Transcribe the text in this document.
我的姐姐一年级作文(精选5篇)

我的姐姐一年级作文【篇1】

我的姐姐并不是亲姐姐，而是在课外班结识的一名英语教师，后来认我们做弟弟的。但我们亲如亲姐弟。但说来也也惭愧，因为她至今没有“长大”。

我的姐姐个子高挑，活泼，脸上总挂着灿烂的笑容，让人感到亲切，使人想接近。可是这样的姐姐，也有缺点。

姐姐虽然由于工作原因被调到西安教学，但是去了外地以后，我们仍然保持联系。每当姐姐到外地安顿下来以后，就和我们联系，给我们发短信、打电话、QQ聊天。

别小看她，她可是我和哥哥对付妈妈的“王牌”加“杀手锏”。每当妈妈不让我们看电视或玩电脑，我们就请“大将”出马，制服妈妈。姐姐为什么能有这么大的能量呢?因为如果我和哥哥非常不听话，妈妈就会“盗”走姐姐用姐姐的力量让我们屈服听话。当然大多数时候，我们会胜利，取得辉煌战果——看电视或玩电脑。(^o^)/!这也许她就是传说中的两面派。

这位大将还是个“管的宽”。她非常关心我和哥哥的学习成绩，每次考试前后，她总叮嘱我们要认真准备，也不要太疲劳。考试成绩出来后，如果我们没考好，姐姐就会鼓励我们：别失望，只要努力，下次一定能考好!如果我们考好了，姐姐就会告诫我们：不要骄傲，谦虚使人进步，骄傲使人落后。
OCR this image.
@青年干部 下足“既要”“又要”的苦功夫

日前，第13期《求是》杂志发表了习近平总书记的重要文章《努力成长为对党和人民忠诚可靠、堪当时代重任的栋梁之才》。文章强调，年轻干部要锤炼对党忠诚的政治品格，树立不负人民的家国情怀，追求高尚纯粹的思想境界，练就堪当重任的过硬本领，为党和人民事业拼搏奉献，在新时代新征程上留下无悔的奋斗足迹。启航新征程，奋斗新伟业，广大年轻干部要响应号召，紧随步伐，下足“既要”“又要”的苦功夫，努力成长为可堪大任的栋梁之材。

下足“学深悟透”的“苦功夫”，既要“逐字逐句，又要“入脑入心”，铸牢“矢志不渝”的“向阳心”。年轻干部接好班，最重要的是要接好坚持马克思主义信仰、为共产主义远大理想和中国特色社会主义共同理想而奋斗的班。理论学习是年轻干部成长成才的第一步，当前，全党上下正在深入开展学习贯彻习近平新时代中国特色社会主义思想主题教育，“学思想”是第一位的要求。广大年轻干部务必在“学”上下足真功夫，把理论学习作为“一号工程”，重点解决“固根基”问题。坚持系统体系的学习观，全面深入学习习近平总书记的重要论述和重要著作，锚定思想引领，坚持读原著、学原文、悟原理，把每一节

----

→ YOUR GOAL: Your task is to retype all of the records exactly.

→ RESULT OF THE TASK:
Transcribe the text in this document.
我的姐姐一年级作文(精选5篇)

我的姐姐一年级作文【篇1】

我的姐姐并不是亲姐姐，而是在课外班结识的一名英语教师，后来认我们做弟弟的。但我们亲如亲姐弟。但说来也也惭愧，因为她至今没有“长大”。

我的姐姐个子高挑，活泼，脸上总挂着灿烂的笑容，让人感到亲切，使人想接近。可是这样的姐姐，也有缺点。

姐姐虽然由于工作原因被调到西安教学，但是去了外地以后，我们仍然保持联系。每当姐姐到外地安顿下来以后，就和我们联系，给我们发短信、打电话、QQ聊天。

别小看她，她可是我和哥哥对付妈妈的“王牌”加“杀手锏”。每当妈妈不让我们看电视或玩电脑，我们就请“大将”出马，制服妈妈。姐姐为什么能有这么大的能量呢?因为如果我和哥哥非常不听话，妈妈就会“盗”走姐姐用姐姐的力量让我们屈服听话。当然大多数时候，我们会胜利，取得辉煌战果——看电视或玩电脑。(^o^)/!这也许她就是传说中的两面派。

这位大将还是个“管的宽”。她非常关心我和哥哥的学习成绩，每次考试前后，她总叮嘱我们要认真准备，也不要太疲劳。考试成绩出来后，如果我们没考好，姐姐就会鼓励我们：别失望，只要努力，下次一定能考好!如果我们考好了，姐姐就会告诫我们：不要骄傲，谦虚使人进步，骄傲使人落后。
OCR this image.
@青年干部 下足“既要”“又要”的苦功夫

日前，第13期《求是》杂志发表了习近平总书记的重要文章《努力成长为对党和人民忠诚可靠、堪当时代重任的栋梁之才》。文章强调，年轻干部要锤炼对党忠诚的政治品格，树立不负人民的家国情怀，追求高尚纯粹的思想境界，练就堪当重任的过硬本领，为党和人民事业拼搏奉献，在新时代新征程上留下无悔的奋斗足迹。启航新征程，奋斗新伟业，广大年轻干部要响应号召，紧随步伐，下足“既要”“又要”的苦功夫，努力成长为可堪大任的栋梁之材。

下足“学深悟透”的“苦功夫”，既要“逐字逐句，又要“入脑入心”，铸牢“矢志不渝”的“向阳心”。年轻干部接好班，最重要的是要接好坚持马克思主义信仰、为共产主义远大理想和中国特色社会主义共同理想而奋斗的班。理论学习是年轻干部成长成才的第一步，当前，全党上下正在深入开展学习贯彻习近平新时代中国特色社会主义思想主题教育，“学思想”是第一位的要求。广大年轻干部务必在“学”上下足真功夫，把理论学习作为“一号工程”，重点解决“固根基”问题。坚持系统体系的学习观，全面深入学习习近平总书记的重要论述和重要著作，锚定思想引领，坚持读原著、学原文、悟原理，把每一节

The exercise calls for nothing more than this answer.